**PROVIDED RECORDS**:
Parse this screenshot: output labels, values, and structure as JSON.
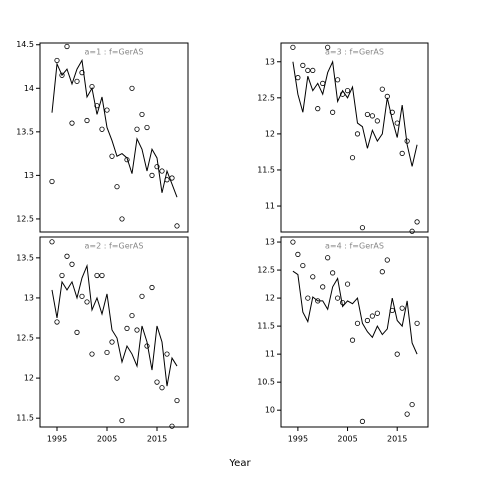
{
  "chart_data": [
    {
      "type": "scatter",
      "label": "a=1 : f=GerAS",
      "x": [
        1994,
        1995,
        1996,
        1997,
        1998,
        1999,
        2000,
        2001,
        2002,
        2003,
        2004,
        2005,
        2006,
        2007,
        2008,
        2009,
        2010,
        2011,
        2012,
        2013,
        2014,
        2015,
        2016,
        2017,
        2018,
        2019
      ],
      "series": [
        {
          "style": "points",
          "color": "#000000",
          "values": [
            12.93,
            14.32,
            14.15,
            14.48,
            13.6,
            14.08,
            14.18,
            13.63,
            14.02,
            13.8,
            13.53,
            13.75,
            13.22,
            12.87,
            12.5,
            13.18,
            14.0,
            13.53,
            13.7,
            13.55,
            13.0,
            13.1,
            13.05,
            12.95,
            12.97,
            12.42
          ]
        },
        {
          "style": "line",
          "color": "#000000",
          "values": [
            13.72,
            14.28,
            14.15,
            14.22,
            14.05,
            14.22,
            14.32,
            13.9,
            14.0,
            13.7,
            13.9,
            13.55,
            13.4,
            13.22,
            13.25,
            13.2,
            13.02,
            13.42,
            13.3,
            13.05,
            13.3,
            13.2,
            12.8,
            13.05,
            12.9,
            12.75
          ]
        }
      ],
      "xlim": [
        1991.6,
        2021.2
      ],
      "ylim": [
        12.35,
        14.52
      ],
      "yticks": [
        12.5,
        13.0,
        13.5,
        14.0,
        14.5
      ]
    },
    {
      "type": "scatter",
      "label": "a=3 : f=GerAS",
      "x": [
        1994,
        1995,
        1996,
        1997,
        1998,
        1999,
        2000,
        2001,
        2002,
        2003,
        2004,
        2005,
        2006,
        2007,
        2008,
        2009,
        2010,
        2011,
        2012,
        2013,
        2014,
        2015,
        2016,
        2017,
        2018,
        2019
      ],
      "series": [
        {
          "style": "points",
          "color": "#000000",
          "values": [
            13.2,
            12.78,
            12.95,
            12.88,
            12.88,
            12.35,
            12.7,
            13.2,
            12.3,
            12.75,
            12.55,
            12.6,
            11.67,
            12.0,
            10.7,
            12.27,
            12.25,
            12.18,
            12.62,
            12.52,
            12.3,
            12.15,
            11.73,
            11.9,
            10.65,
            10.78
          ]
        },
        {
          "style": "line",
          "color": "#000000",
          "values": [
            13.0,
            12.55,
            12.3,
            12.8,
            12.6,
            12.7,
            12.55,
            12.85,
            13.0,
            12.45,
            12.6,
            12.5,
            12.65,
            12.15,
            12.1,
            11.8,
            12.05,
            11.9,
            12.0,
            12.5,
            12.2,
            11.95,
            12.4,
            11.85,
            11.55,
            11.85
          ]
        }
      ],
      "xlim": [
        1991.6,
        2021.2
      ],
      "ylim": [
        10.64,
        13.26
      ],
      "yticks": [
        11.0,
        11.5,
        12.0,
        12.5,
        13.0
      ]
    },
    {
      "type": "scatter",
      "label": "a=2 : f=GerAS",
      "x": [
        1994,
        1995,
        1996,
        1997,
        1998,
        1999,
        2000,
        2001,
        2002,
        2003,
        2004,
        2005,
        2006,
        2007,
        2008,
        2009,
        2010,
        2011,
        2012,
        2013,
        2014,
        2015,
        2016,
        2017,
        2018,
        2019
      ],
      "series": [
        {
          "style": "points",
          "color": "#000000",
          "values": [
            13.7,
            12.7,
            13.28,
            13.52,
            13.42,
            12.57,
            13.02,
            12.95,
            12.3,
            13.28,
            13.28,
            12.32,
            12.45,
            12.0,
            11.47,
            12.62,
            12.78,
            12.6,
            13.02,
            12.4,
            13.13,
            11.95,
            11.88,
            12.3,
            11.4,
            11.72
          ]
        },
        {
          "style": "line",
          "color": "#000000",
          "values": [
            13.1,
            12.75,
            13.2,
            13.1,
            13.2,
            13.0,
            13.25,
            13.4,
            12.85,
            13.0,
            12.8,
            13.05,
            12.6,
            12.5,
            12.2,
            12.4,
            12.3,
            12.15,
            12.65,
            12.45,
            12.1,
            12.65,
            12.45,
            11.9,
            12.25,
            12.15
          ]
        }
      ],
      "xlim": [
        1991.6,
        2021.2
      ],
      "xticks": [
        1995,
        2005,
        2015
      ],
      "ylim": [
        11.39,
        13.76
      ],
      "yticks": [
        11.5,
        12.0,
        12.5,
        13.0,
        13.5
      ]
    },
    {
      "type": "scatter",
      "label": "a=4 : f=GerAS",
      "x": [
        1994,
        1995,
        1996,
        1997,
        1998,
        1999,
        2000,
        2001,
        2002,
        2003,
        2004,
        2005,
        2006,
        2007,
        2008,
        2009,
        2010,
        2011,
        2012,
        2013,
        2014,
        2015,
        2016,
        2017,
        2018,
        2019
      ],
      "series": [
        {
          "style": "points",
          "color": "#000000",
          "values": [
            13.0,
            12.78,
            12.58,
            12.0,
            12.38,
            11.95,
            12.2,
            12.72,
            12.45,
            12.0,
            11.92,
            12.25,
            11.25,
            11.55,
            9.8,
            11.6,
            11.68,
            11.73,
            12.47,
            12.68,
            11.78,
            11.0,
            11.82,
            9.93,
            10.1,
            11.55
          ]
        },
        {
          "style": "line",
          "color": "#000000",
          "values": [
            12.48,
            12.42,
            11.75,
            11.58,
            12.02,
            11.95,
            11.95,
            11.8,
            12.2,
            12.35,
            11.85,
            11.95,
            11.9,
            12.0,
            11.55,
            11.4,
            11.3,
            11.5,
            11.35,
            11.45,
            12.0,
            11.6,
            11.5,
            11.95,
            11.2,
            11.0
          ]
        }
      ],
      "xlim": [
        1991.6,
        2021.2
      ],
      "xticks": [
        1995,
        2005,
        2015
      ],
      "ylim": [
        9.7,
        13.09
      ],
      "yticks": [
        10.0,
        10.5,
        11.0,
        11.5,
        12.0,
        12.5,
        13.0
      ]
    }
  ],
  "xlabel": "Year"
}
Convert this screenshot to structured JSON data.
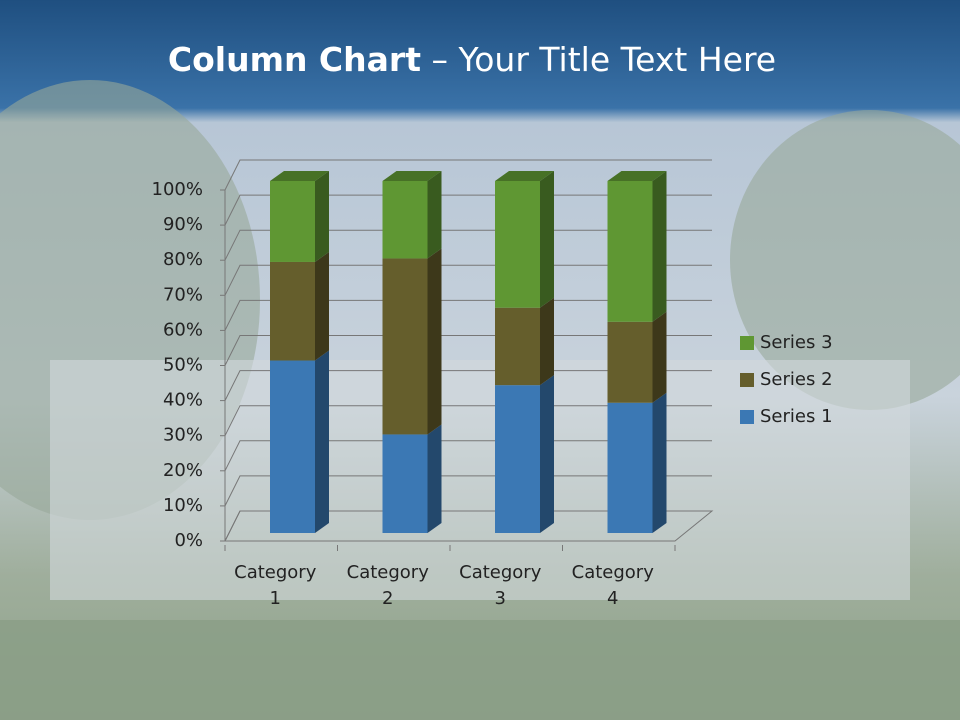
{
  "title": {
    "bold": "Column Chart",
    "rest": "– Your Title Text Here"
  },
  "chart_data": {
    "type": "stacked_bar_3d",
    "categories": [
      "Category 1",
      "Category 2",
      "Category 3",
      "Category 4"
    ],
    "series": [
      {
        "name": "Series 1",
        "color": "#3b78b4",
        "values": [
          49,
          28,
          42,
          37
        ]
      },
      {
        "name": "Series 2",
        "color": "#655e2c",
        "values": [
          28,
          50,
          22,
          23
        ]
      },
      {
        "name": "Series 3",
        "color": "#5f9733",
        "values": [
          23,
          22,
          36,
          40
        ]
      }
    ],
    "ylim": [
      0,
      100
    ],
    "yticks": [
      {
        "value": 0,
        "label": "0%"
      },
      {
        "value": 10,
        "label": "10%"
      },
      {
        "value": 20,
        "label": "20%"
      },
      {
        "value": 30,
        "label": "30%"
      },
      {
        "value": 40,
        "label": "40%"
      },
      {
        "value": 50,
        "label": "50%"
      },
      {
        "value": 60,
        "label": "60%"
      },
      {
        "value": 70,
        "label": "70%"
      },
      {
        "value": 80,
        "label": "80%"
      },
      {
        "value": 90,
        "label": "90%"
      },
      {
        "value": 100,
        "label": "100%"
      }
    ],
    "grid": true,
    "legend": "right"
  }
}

**WHAT THE TASK REQUIRES**:
Pictures in the records above should not be copied. Repeat everything else exactly.

**FINISHED ANSWER**:
Parse this screenshot: output labels, values, and structure as JSON.
{
  "chart_data": [
    {
      "type": "scatter",
      "label": "a=1 : f=GerAS",
      "x": [
        1994,
        1995,
        1996,
        1997,
        1998,
        1999,
        2000,
        2001,
        2002,
        2003,
        2004,
        2005,
        2006,
        2007,
        2008,
        2009,
        2010,
        2011,
        2012,
        2013,
        2014,
        2015,
        2016,
        2017,
        2018,
        2019
      ],
      "series": [
        {
          "style": "points",
          "color": "#000000",
          "values": [
            12.93,
            14.32,
            14.15,
            14.48,
            13.6,
            14.08,
            14.18,
            13.63,
            14.02,
            13.8,
            13.53,
            13.75,
            13.22,
            12.87,
            12.5,
            13.18,
            14.0,
            13.53,
            13.7,
            13.55,
            13.0,
            13.1,
            13.05,
            12.95,
            12.97,
            12.42
          ]
        },
        {
          "style": "line",
          "color": "#000000",
          "values": [
            13.72,
            14.28,
            14.15,
            14.22,
            14.05,
            14.22,
            14.32,
            13.9,
            14.0,
            13.7,
            13.9,
            13.55,
            13.4,
            13.22,
            13.25,
            13.2,
            13.02,
            13.42,
            13.3,
            13.05,
            13.3,
            13.2,
            12.8,
            13.05,
            12.9,
            12.75
          ]
        }
      ],
      "xlim": [
        1991.6,
        2021.2
      ],
      "ylim": [
        12.35,
        14.52
      ],
      "yticks": [
        12.5,
        13.0,
        13.5,
        14.0,
        14.5
      ]
    },
    {
      "type": "scatter",
      "label": "a=3 : f=GerAS",
      "x": [
        1994,
        1995,
        1996,
        1997,
        1998,
        1999,
        2000,
        2001,
        2002,
        2003,
        2004,
        2005,
        2006,
        2007,
        2008,
        2009,
        2010,
        2011,
        2012,
        2013,
        2014,
        2015,
        2016,
        2017,
        2018,
        2019
      ],
      "series": [
        {
          "style": "points",
          "color": "#000000",
          "values": [
            13.2,
            12.78,
            12.95,
            12.88,
            12.88,
            12.35,
            12.7,
            13.2,
            12.3,
            12.75,
            12.55,
            12.6,
            11.67,
            12.0,
            10.7,
            12.27,
            12.25,
            12.18,
            12.62,
            12.52,
            12.3,
            12.15,
            11.73,
            11.9,
            10.65,
            10.78
          ]
        },
        {
          "style": "line",
          "color": "#000000",
          "values": [
            13.0,
            12.55,
            12.3,
            12.8,
            12.6,
            12.7,
            12.55,
            12.85,
            13.0,
            12.45,
            12.6,
            12.5,
            12.65,
            12.15,
            12.1,
            11.8,
            12.05,
            11.9,
            12.0,
            12.5,
            12.2,
            11.95,
            12.4,
            11.85,
            11.55,
            11.85
          ]
        }
      ],
      "xlim": [
        1991.6,
        2021.2
      ],
      "ylim": [
        10.64,
        13.26
      ],
      "yticks": [
        11.0,
        11.5,
        12.0,
        12.5,
        13.0
      ]
    },
    {
      "type": "scatter",
      "label": "a=2 : f=GerAS",
      "x": [
        1994,
        1995,
        1996,
        1997,
        1998,
        1999,
        2000,
        2001,
        2002,
        2003,
        2004,
        2005,
        2006,
        2007,
        2008,
        2009,
        2010,
        2011,
        2012,
        2013,
        2014,
        2015,
        2016,
        2017,
        2018,
        2019
      ],
      "series": [
        {
          "style": "points",
          "color": "#000000",
          "values": [
            13.7,
            12.7,
            13.28,
            13.52,
            13.42,
            12.57,
            13.02,
            12.95,
            12.3,
            13.28,
            13.28,
            12.32,
            12.45,
            12.0,
            11.47,
            12.62,
            12.78,
            12.6,
            13.02,
            12.4,
            13.13,
            11.95,
            11.88,
            12.3,
            11.4,
            11.72
          ]
        },
        {
          "style": "line",
          "color": "#000000",
          "values": [
            13.1,
            12.75,
            13.2,
            13.1,
            13.2,
            13.0,
            13.25,
            13.4,
            12.85,
            13.0,
            12.8,
            13.05,
            12.6,
            12.5,
            12.2,
            12.4,
            12.3,
            12.15,
            12.65,
            12.45,
            12.1,
            12.65,
            12.45,
            11.9,
            12.25,
            12.15
          ]
        }
      ],
      "xlim": [
        1991.6,
        2021.2
      ],
      "xticks": [
        1995,
        2005,
        2015
      ],
      "ylim": [
        11.39,
        13.76
      ],
      "yticks": [
        11.5,
        12.0,
        12.5,
        13.0,
        13.5
      ]
    },
    {
      "type": "scatter",
      "label": "a=4 : f=GerAS",
      "x": [
        1994,
        1995,
        1996,
        1997,
        1998,
        1999,
        2000,
        2001,
        2002,
        2003,
        2004,
        2005,
        2006,
        2007,
        2008,
        2009,
        2010,
        2011,
        2012,
        2013,
        2014,
        2015,
        2016,
        2017,
        2018,
        2019
      ],
      "series": [
        {
          "style": "points",
          "color": "#000000",
          "values": [
            13.0,
            12.78,
            12.58,
            12.0,
            12.38,
            11.95,
            12.2,
            12.72,
            12.45,
            12.0,
            11.92,
            12.25,
            11.25,
            11.55,
            9.8,
            11.6,
            11.68,
            11.73,
            12.47,
            12.68,
            11.78,
            11.0,
            11.82,
            9.93,
            10.1,
            11.55
          ]
        },
        {
          "style": "line",
          "color": "#000000",
          "values": [
            12.48,
            12.42,
            11.75,
            11.58,
            12.02,
            11.95,
            11.95,
            11.8,
            12.2,
            12.35,
            11.85,
            11.95,
            11.9,
            12.0,
            11.55,
            11.4,
            11.3,
            11.5,
            11.35,
            11.45,
            12.0,
            11.6,
            11.5,
            11.95,
            11.2,
            11.0
          ]
        }
      ],
      "xlim": [
        1991.6,
        2021.2
      ],
      "xticks": [
        1995,
        2005,
        2015
      ],
      "ylim": [
        9.7,
        13.09
      ],
      "yticks": [
        10.0,
        10.5,
        11.0,
        11.5,
        12.0,
        12.5,
        13.0
      ]
    }
  ],
  "xlabel": "Year"
}
Convert this screenshot to structured JSON data.
{
  "title": {
    "bold": "Column Chart",
    "rest": "– Your Title Text Here"
  },
  "chart_data": {
    "type": "stacked_bar_3d",
    "categories": [
      "Category 1",
      "Category 2",
      "Category 3",
      "Category 4"
    ],
    "series": [
      {
        "name": "Series 1",
        "color": "#3b78b4",
        "values": [
          49,
          28,
          42,
          37
        ]
      },
      {
        "name": "Series 2",
        "color": "#655e2c",
        "values": [
          28,
          50,
          22,
          23
        ]
      },
      {
        "name": "Series 3",
        "color": "#5f9733",
        "values": [
          23,
          22,
          36,
          40
        ]
      }
    ],
    "ylim": [
      0,
      100
    ],
    "yticks": [
      {
        "value": 0,
        "label": "0%"
      },
      {
        "value": 10,
        "label": "10%"
      },
      {
        "value": 20,
        "label": "20%"
      },
      {
        "value": 30,
        "label": "30%"
      },
      {
        "value": 40,
        "label": "40%"
      },
      {
        "value": 50,
        "label": "50%"
      },
      {
        "value": 60,
        "label": "60%"
      },
      {
        "value": 70,
        "label": "70%"
      },
      {
        "value": 80,
        "label": "80%"
      },
      {
        "value": 90,
        "label": "90%"
      },
      {
        "value": 100,
        "label": "100%"
      }
    ],
    "grid": true,
    "legend": "right"
  }
}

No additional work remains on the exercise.